• [DIRECTIONS FOR THIS TASK]: Return the lines below that carry the word "JSON".

• [EXTRACTED INFORMATION]:
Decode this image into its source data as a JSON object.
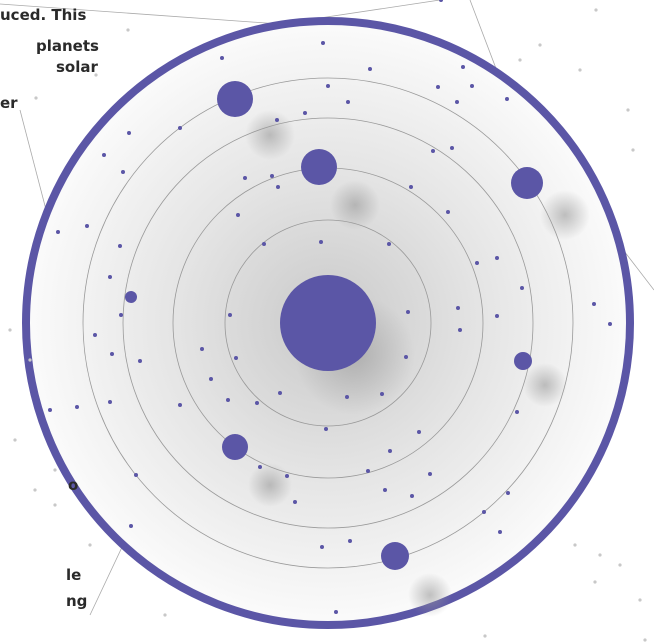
{
  "text_fragments": [
    "uced. This",
    "planets",
    "solar",
    "er",
    "o",
    "le",
    "ng"
  ]
}
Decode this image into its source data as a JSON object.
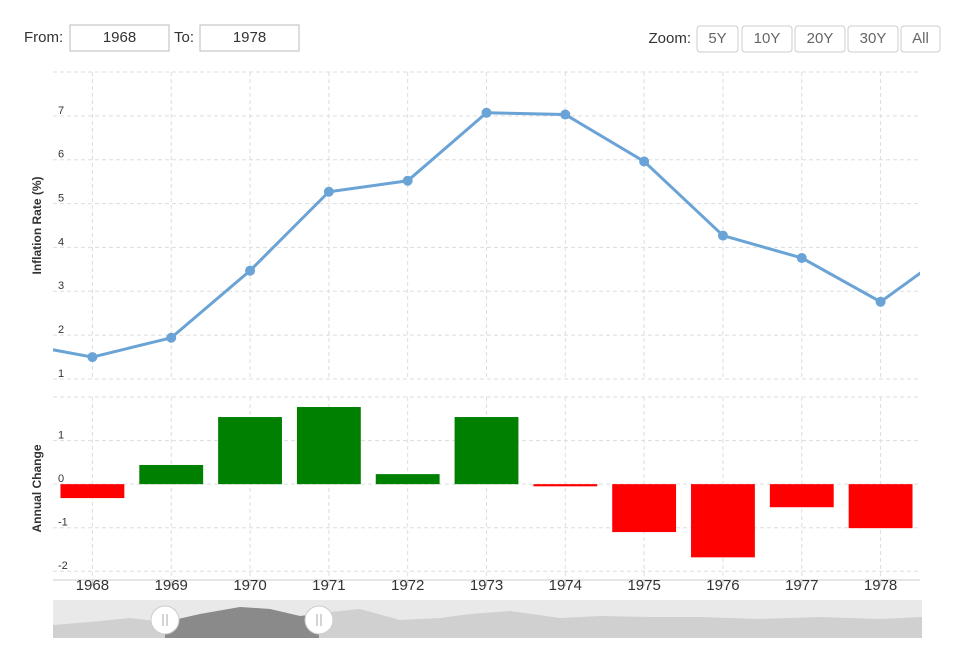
{
  "controls": {
    "from_label": "From:",
    "from_value": "1968",
    "to_label": "To:",
    "to_value": "1978",
    "zoom_label": "Zoom:",
    "zoom_buttons": [
      "5Y",
      "10Y",
      "20Y",
      "30Y",
      "All"
    ]
  },
  "chart_data": [
    {
      "type": "line",
      "y_label": "Inflation Rate (%)",
      "x": [
        1967,
        1968,
        1969,
        1970,
        1971,
        1972,
        1973,
        1974,
        1975,
        1976,
        1977,
        1978,
        1979
      ],
      "values": [
        1.83,
        1.5,
        1.94,
        3.47,
        5.27,
        5.52,
        7.07,
        7.03,
        5.96,
        4.27,
        3.76,
        2.76,
        4.06
      ],
      "color": "#6aa3d5",
      "xlim": [
        1967.5,
        1978.5
      ],
      "xticks": [
        1968,
        1969,
        1970,
        1971,
        1972,
        1973,
        1974,
        1975,
        1976,
        1977,
        1978
      ],
      "ylim": [
        1,
        8
      ],
      "yticks": [
        1,
        2,
        3,
        4,
        5,
        6,
        7
      ],
      "grid": true
    },
    {
      "type": "bar",
      "y_label": "Annual Change",
      "x": [
        1968,
        1969,
        1970,
        1971,
        1972,
        1973,
        1974,
        1975,
        1976,
        1977,
        1978
      ],
      "values": [
        -0.32,
        0.44,
        1.54,
        1.77,
        0.23,
        1.54,
        -0.05,
        -1.1,
        -1.68,
        -0.53,
        -1.01
      ],
      "positive_color": "#008000",
      "negative_color": "#ff0000",
      "xlim": [
        1967.5,
        1978.5
      ],
      "xticks": [
        1968,
        1969,
        1970,
        1971,
        1972,
        1973,
        1974,
        1975,
        1976,
        1977,
        1978
      ],
      "ylim": [
        -2.2,
        2
      ],
      "yticks": [
        -2,
        -1,
        0,
        1
      ],
      "grid": true
    }
  ],
  "navigator": {
    "xlim": [
      1959.6,
      2022
    ],
    "xticks": [
      1960,
      1970,
      1980,
      1990,
      2000,
      2010,
      2020
    ]
  }
}
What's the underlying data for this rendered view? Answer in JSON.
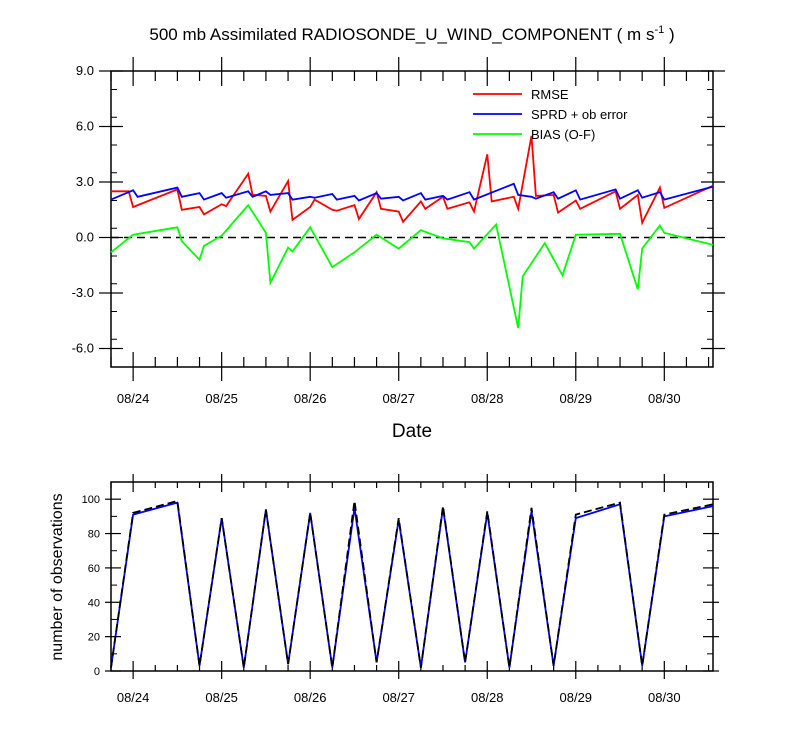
{
  "chart_data": [
    {
      "type": "line",
      "title_main": "500 mb Assimilated RADIOSONDE_U_WIND_COMPONENT ( m s",
      "title_sup": "-1",
      "title_end": " )",
      "xlabel": "Date",
      "ylabel": "",
      "xlim": [
        0,
        34
      ],
      "ylim": [
        -7,
        9
      ],
      "yticks": [
        -6,
        -3,
        0,
        3,
        6,
        9
      ],
      "ytick_labels": [
        "-6.0",
        "-3.0",
        "0.0",
        "3.0",
        "6.0",
        "9.0"
      ],
      "xticks": [
        1.25,
        6.25,
        11.25,
        16.25,
        21.25,
        26.25,
        31.25
      ],
      "xtick_labels": [
        "08/24",
        "08/25",
        "08/26",
        "08/27",
        "08/28",
        "08/29",
        "08/30"
      ],
      "zero_line": true,
      "legend": [
        "RMSE",
        "SPRD + ob error",
        "BIAS (O-F)"
      ],
      "series": [
        {
          "name": "RMSE",
          "color": "#ff0000",
          "x": [
            0,
            1,
            1.25,
            3.75,
            4,
            5,
            5.25,
            6.25,
            6.5,
            7.75,
            8,
            8.75,
            9,
            10,
            10.25,
            11.25,
            11.5,
            12.5,
            12.75,
            13.75,
            14,
            15,
            15.25,
            16.25,
            16.5,
            17.5,
            17.75,
            18.75,
            19,
            20.25,
            20.5,
            21.25,
            21.5,
            22.75,
            23,
            23.75,
            24,
            25,
            25.25,
            26.25,
            26.5,
            28.5,
            28.75,
            29.75,
            30,
            31,
            31.25,
            34
          ],
          "y": [
            2.5,
            2.5,
            1.65,
            2.6,
            1.5,
            1.65,
            1.25,
            1.8,
            1.7,
            3.45,
            2.3,
            2.25,
            1.4,
            3.05,
            0.95,
            1.65,
            2.05,
            1.5,
            1.45,
            1.75,
            1.0,
            2.45,
            1.55,
            1.4,
            0.85,
            1.95,
            1.55,
            2.2,
            1.55,
            1.9,
            1.4,
            4.5,
            1.95,
            2.2,
            1.55,
            5.5,
            2.25,
            2.3,
            1.35,
            2.0,
            1.55,
            2.5,
            1.55,
            2.3,
            0.8,
            2.7,
            1.6,
            2.8
          ]
        },
        {
          "name": "SPRD + ob error",
          "color": "#0000ff",
          "x": [
            0,
            1.25,
            1.5,
            3.75,
            4,
            5,
            5.25,
            6.25,
            6.5,
            7.75,
            8,
            8.75,
            9,
            10,
            10.25,
            11.25,
            11.5,
            12.5,
            12.75,
            13.75,
            14,
            15,
            15.25,
            16.25,
            16.5,
            17.5,
            17.75,
            18.75,
            19,
            20.25,
            20.5,
            22.75,
            23,
            23.75,
            24,
            25,
            25.25,
            26.25,
            26.5,
            28.5,
            28.75,
            29.75,
            30,
            31,
            31.25,
            34
          ],
          "y": [
            2.05,
            2.55,
            2.2,
            2.7,
            2.2,
            2.4,
            2.05,
            2.4,
            2.15,
            2.5,
            2.2,
            2.5,
            2.3,
            2.4,
            2.05,
            2.2,
            2.15,
            2.35,
            2.05,
            2.25,
            2.0,
            2.4,
            2.1,
            2.2,
            2.0,
            2.4,
            2.05,
            2.25,
            2.05,
            2.45,
            2.05,
            2.9,
            2.3,
            2.2,
            2.1,
            2.45,
            2.1,
            2.55,
            2.05,
            2.6,
            2.1,
            2.55,
            2.15,
            2.45,
            2.05,
            2.75
          ]
        },
        {
          "name": "BIAS (O-F)",
          "color": "#00ff00",
          "x": [
            0,
            1.25,
            3.75,
            4,
            5,
            5.25,
            6.25,
            7.75,
            8.75,
            9,
            10,
            10.25,
            11.25,
            12.5,
            13.75,
            15,
            16.25,
            17.5,
            18.75,
            20.25,
            20.5,
            21.75,
            23,
            23.25,
            24.5,
            25.5,
            26.25,
            28.75,
            29.75,
            30,
            31,
            31.25,
            34
          ],
          "y": [
            -0.8,
            0.15,
            0.55,
            -0.2,
            -1.2,
            -0.45,
            0.1,
            1.75,
            0.25,
            -2.45,
            -0.55,
            -0.75,
            0.55,
            -1.6,
            -0.8,
            0.15,
            -0.6,
            0.4,
            -0.05,
            -0.25,
            -0.6,
            0.7,
            -4.9,
            -2.1,
            -0.3,
            -2.05,
            0.15,
            0.2,
            -2.8,
            -0.6,
            0.65,
            0.25,
            -0.4
          ]
        }
      ]
    },
    {
      "type": "line",
      "title": "",
      "xlabel": "",
      "ylabel": "number of observations",
      "xlim": [
        0,
        34
      ],
      "ylim": [
        0,
        110
      ],
      "yticks": [
        0,
        20,
        40,
        60,
        80,
        100
      ],
      "ytick_labels": [
        "0",
        "20",
        "40",
        "60",
        "80",
        "100"
      ],
      "xticks": [
        1.25,
        6.25,
        11.25,
        16.25,
        21.25,
        26.25,
        31.25
      ],
      "xtick_labels": [
        "08/24",
        "08/25",
        "08/26",
        "08/27",
        "08/28",
        "08/29",
        "08/30"
      ],
      "series": [
        {
          "name": "observations",
          "color": "#0000ff",
          "x": [
            0,
            1.25,
            3.75,
            5,
            6.25,
            7.5,
            8.75,
            10,
            11.25,
            12.5,
            13.75,
            15,
            16.25,
            17.5,
            18.75,
            20,
            21.25,
            22.5,
            23.75,
            25,
            26.25,
            28.75,
            30,
            31.25,
            34
          ],
          "y": [
            2,
            91,
            98,
            3,
            89,
            2,
            94,
            4,
            92,
            2,
            95,
            5,
            88,
            2,
            95,
            5,
            92,
            2,
            93,
            3,
            89,
            97,
            3,
            90,
            96
          ]
        },
        {
          "name": "observations (dashed)",
          "color": "#000000",
          "dashed": true,
          "x": [
            0,
            1.25,
            3.75,
            5,
            6.25,
            7.5,
            8.75,
            10,
            11.25,
            12.5,
            13.75,
            15,
            16.25,
            17.5,
            18.75,
            20,
            21.25,
            22.5,
            23.75,
            25,
            26.25,
            28.75,
            30,
            31.25,
            34
          ],
          "y": [
            2,
            92,
            99,
            3,
            89,
            2,
            94,
            4,
            92,
            2,
            99,
            5,
            89,
            2,
            96,
            5,
            93,
            2,
            95,
            3,
            91,
            98,
            3,
            91,
            97
          ]
        }
      ]
    }
  ]
}
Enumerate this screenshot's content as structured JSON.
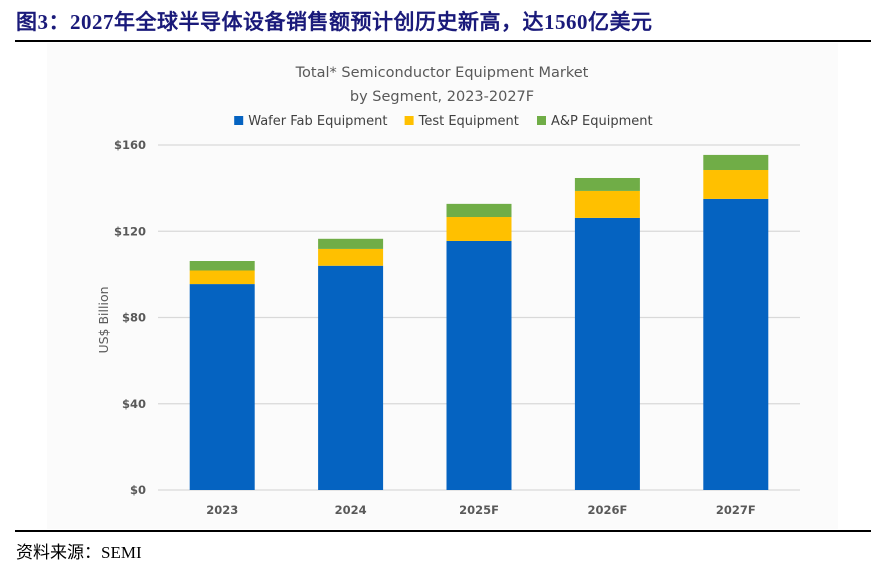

• [TASK ANSWER]:
Decode this image into its source data as a JSON object.
Decode this image into its source data as a JSON object.
What's the underlying data for this rendered view? Answer in JSON.
Enumerate this screenshot's content as structured JSON.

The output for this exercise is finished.